Entries from a visual dataset:
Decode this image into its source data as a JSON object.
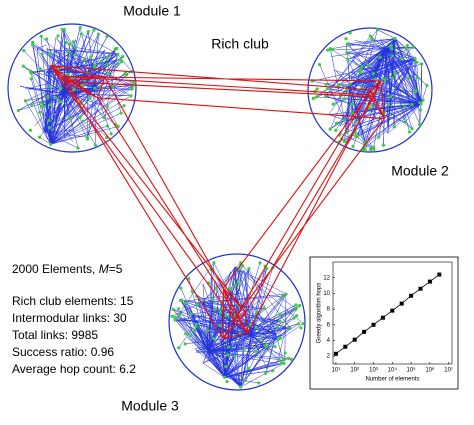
{
  "labels": {
    "module1": "Module 1",
    "module2": "Module 2",
    "module3": "Module 3",
    "rich_club": "Rich club"
  },
  "summary": {
    "head": "2000 Elements, ",
    "param": "M",
    "param_value": "=5"
  },
  "stats": [
    "Rich club elements: 15",
    "Intermodular links: 30",
    "Total  links: 9985",
    "Success ratio: 0.96",
    "Average hop count: 6.2"
  ],
  "chart_data": {
    "type": "line",
    "xlabel": "Number of elements",
    "ylabel": "Greedy algorithm hops",
    "log_x": true,
    "color": "#000000",
    "x": [
      10,
      31.6,
      100,
      316,
      1000,
      3162,
      10000,
      31623,
      100000,
      316228,
      1000000,
      3162278
    ],
    "values": [
      2.3,
      3.2,
      4.1,
      5.1,
      6.0,
      6.9,
      7.8,
      8.7,
      9.7,
      10.6,
      11.5,
      12.4
    ],
    "xlim": [
      7,
      15000000
    ],
    "xticks": [
      {
        "value": 10,
        "label": "10¹"
      },
      {
        "value": 100,
        "label": "10²"
      },
      {
        "value": 1000,
        "label": "10³"
      },
      {
        "value": 10000,
        "label": "10⁴"
      },
      {
        "value": 100000,
        "label": "10⁵"
      },
      {
        "value": 1000000,
        "label": "10⁶"
      },
      {
        "value": 10000000,
        "label": "10⁷"
      }
    ],
    "ylim": [
      1,
      14
    ],
    "yticks": [
      2,
      4,
      6,
      8,
      10,
      12
    ]
  }
}
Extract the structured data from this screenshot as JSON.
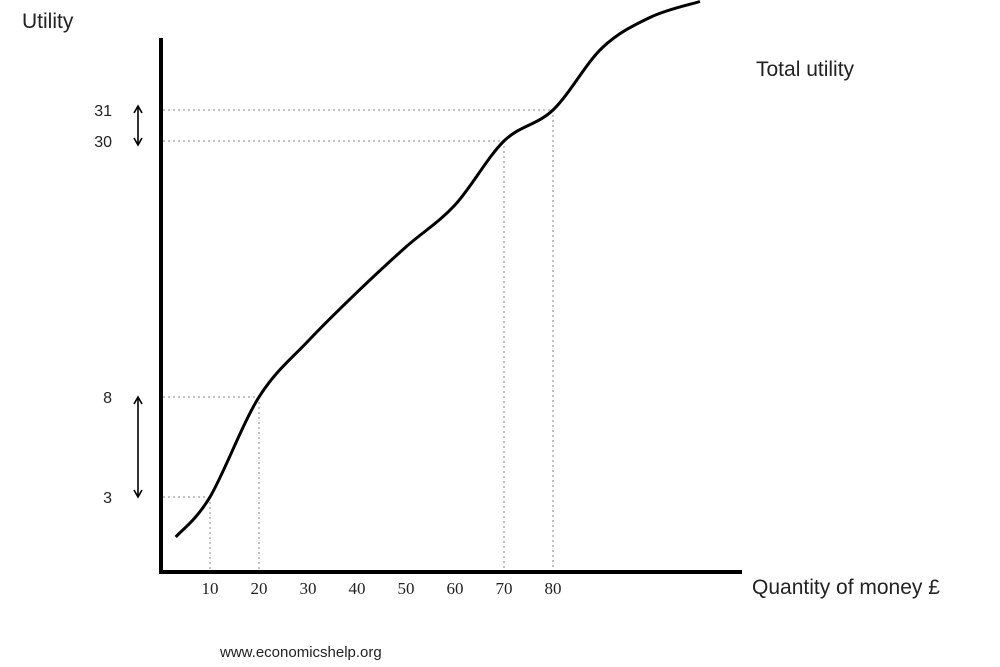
{
  "chart_data": {
    "type": "line",
    "title": "",
    "xlabel": "Quantity  of money £",
    "ylabel": "Utility",
    "series": [
      {
        "name": "Total utility",
        "x": [
          3,
          10,
          20,
          30,
          40,
          50,
          60,
          70,
          80,
          90,
          100,
          110
        ],
        "y": [
          1,
          3,
          8,
          12.8,
          17,
          20.9,
          24.5,
          30,
          31,
          33,
          34,
          34.5
        ]
      }
    ],
    "x_ticks": [
      "10",
      "20",
      "30",
      "40",
      "50",
      "60",
      "70",
      "80"
    ],
    "x_tick_values": [
      10,
      20,
      30,
      40,
      50,
      60,
      70,
      80
    ],
    "y_ticks": [
      "3",
      "8",
      "30",
      "31"
    ],
    "y_tick_values": [
      3,
      8,
      30,
      31
    ],
    "guides": [
      {
        "x": 10,
        "y": 3
      },
      {
        "x": 20,
        "y": 8
      },
      {
        "x": 70,
        "y": 30
      },
      {
        "x": 80,
        "y": 31
      }
    ],
    "arrows": [
      {
        "from": 3,
        "to": 8
      },
      {
        "from": 30,
        "to": 31
      }
    ],
    "grid": false,
    "legend": "none",
    "source": "www.economicshelp.org"
  }
}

To do:
Reproduce every entry exactly, but omit each picture.

Worked answer:
Decode this image into its source data as a JSON object.
{
  "labels": {
    "module1": "Module 1",
    "module2": "Module 2",
    "module3": "Module 3",
    "rich_club": "Rich club"
  },
  "summary": {
    "head": "2000 Elements, ",
    "param": "M",
    "param_value": "=5"
  },
  "stats": [
    "Rich club elements: 15",
    "Intermodular links: 30",
    "Total  links: 9985",
    "Success ratio: 0.96",
    "Average hop count: 6.2"
  ],
  "chart_data": {
    "type": "line",
    "xlabel": "Number of elements",
    "ylabel": "Greedy algorithm hops",
    "log_x": true,
    "color": "#000000",
    "x": [
      10,
      31.6,
      100,
      316,
      1000,
      3162,
      10000,
      31623,
      100000,
      316228,
      1000000,
      3162278
    ],
    "values": [
      2.3,
      3.2,
      4.1,
      5.1,
      6.0,
      6.9,
      7.8,
      8.7,
      9.7,
      10.6,
      11.5,
      12.4
    ],
    "xlim": [
      7,
      15000000
    ],
    "xticks": [
      {
        "value": 10,
        "label": "10¹"
      },
      {
        "value": 100,
        "label": "10²"
      },
      {
        "value": 1000,
        "label": "10³"
      },
      {
        "value": 10000,
        "label": "10⁴"
      },
      {
        "value": 100000,
        "label": "10⁵"
      },
      {
        "value": 1000000,
        "label": "10⁶"
      },
      {
        "value": 10000000,
        "label": "10⁷"
      }
    ],
    "ylim": [
      1,
      14
    ],
    "yticks": [
      2,
      4,
      6,
      8,
      10,
      12
    ]
  }
}
Extract the structured data from this screenshot as JSON.
{
  "chart_data": {
    "type": "line",
    "title": "",
    "xlabel": "Quantity  of money £",
    "ylabel": "Utility",
    "series": [
      {
        "name": "Total utility",
        "x": [
          3,
          10,
          20,
          30,
          40,
          50,
          60,
          70,
          80,
          90,
          100,
          110
        ],
        "y": [
          1,
          3,
          8,
          12.8,
          17,
          20.9,
          24.5,
          30,
          31,
          33,
          34,
          34.5
        ]
      }
    ],
    "x_ticks": [
      "10",
      "20",
      "30",
      "40",
      "50",
      "60",
      "70",
      "80"
    ],
    "x_tick_values": [
      10,
      20,
      30,
      40,
      50,
      60,
      70,
      80
    ],
    "y_ticks": [
      "3",
      "8",
      "30",
      "31"
    ],
    "y_tick_values": [
      3,
      8,
      30,
      31
    ],
    "guides": [
      {
        "x": 10,
        "y": 3
      },
      {
        "x": 20,
        "y": 8
      },
      {
        "x": 70,
        "y": 30
      },
      {
        "x": 80,
        "y": 31
      }
    ],
    "arrows": [
      {
        "from": 3,
        "to": 8
      },
      {
        "from": 30,
        "to": 31
      }
    ],
    "grid": false,
    "legend": "none",
    "source": "www.economicshelp.org"
  }
}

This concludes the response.